### [Work required]
Which lines below hold the word "Delivery"? Report each one.

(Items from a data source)
=-=-=-=-=

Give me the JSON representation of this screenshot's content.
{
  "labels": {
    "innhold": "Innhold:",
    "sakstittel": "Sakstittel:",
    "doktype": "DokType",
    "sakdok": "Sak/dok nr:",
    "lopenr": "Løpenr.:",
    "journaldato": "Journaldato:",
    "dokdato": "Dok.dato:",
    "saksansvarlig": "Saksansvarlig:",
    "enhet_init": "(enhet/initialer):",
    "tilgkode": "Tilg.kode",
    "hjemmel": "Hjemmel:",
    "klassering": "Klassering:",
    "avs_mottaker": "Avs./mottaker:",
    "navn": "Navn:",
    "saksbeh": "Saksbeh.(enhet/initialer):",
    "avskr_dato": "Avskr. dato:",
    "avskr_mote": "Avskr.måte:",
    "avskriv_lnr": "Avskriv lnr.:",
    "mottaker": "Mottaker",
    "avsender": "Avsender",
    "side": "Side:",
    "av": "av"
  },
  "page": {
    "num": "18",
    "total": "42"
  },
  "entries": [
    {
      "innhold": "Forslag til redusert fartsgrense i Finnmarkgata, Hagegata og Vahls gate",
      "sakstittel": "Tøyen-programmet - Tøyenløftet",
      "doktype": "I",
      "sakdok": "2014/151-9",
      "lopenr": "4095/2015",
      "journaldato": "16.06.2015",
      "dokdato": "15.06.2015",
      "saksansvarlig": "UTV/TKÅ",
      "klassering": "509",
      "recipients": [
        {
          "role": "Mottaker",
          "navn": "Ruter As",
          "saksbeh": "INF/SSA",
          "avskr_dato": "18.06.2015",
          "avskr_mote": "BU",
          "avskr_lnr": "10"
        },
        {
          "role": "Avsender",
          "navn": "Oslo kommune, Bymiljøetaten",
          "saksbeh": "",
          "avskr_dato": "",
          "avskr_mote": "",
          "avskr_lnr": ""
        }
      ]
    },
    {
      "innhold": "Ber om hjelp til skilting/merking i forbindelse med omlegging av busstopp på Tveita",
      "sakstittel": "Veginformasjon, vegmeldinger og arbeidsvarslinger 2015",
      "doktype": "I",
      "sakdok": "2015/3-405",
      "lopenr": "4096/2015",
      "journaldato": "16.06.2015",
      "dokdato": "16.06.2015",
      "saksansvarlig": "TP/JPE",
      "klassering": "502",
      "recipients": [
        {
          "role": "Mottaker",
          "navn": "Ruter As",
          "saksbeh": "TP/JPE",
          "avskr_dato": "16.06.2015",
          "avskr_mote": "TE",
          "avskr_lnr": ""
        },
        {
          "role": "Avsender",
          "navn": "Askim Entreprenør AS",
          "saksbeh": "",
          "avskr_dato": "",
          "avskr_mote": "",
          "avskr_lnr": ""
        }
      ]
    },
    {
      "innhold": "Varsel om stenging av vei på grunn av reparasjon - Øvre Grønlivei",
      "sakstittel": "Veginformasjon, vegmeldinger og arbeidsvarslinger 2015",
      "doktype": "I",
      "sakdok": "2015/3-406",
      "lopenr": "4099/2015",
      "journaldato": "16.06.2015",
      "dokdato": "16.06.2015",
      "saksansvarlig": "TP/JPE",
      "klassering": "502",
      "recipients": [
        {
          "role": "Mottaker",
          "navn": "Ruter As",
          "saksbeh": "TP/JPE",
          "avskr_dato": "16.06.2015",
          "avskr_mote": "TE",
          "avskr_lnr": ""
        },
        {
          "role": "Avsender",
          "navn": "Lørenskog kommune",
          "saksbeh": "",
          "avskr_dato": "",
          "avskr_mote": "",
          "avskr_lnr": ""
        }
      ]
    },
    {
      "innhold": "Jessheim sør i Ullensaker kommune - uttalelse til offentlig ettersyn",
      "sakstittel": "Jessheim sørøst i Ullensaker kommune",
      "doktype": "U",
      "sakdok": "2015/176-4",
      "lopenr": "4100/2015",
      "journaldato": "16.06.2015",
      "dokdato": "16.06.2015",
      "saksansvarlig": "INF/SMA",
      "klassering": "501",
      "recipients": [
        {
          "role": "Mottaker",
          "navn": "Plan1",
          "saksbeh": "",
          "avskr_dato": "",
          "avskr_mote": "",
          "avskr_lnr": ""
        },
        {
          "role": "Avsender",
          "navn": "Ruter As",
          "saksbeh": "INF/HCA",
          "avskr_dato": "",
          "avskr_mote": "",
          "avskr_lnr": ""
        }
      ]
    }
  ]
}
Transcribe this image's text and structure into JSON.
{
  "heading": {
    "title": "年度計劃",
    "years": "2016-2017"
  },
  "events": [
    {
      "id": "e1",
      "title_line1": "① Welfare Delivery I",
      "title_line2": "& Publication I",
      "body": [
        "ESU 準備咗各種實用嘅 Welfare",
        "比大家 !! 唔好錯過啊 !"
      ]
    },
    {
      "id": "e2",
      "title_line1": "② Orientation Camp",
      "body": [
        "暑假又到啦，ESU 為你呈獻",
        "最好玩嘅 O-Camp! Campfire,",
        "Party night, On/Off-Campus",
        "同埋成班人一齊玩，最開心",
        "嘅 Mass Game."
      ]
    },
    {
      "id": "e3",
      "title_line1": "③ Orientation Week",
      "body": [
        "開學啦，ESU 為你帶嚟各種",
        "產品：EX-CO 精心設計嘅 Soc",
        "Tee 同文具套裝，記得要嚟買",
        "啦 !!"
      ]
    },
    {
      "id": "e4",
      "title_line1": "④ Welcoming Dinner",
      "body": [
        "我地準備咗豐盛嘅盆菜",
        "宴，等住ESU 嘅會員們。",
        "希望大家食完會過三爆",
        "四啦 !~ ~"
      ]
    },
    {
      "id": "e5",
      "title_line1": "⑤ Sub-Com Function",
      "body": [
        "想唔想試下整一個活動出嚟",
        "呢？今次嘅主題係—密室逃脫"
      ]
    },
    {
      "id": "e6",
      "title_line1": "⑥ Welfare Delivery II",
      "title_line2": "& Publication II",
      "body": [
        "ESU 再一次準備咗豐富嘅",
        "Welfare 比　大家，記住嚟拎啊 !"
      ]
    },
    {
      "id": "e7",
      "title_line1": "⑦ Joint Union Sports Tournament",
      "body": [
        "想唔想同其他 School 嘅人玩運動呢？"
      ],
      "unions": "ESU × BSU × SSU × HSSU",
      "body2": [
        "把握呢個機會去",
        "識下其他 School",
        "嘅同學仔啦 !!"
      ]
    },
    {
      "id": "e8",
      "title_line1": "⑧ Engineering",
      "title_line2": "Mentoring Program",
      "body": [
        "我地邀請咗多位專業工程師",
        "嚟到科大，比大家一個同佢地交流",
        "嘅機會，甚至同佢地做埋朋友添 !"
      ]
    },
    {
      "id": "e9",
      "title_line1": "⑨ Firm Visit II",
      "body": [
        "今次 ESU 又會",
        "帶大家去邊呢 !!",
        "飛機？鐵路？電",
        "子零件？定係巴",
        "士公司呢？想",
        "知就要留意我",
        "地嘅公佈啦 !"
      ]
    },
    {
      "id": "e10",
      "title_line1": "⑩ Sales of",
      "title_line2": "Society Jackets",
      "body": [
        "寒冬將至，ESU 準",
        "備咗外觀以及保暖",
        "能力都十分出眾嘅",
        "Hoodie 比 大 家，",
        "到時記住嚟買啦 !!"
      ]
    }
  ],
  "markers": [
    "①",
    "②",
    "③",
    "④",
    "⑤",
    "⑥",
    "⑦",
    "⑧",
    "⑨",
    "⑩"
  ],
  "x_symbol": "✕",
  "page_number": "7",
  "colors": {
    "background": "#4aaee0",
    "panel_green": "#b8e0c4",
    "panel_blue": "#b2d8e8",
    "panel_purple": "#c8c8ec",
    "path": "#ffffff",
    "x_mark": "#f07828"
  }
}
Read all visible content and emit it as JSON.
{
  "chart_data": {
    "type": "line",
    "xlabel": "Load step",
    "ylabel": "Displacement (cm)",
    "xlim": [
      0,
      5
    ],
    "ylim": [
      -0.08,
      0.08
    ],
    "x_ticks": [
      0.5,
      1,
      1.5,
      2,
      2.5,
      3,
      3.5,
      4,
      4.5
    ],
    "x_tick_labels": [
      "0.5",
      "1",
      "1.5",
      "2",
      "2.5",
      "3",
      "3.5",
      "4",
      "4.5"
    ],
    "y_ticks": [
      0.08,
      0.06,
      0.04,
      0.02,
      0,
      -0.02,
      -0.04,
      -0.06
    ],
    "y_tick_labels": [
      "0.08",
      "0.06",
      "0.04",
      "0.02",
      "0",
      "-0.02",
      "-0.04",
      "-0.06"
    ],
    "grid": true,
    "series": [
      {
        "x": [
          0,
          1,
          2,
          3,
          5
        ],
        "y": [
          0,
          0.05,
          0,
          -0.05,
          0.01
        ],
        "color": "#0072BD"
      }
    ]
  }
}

=-=-=-=-=

### [Answer to this exercise]
      "title_line1": "① Welfare Delivery I",
      "title_line1": "⑥ Welfare Delivery II",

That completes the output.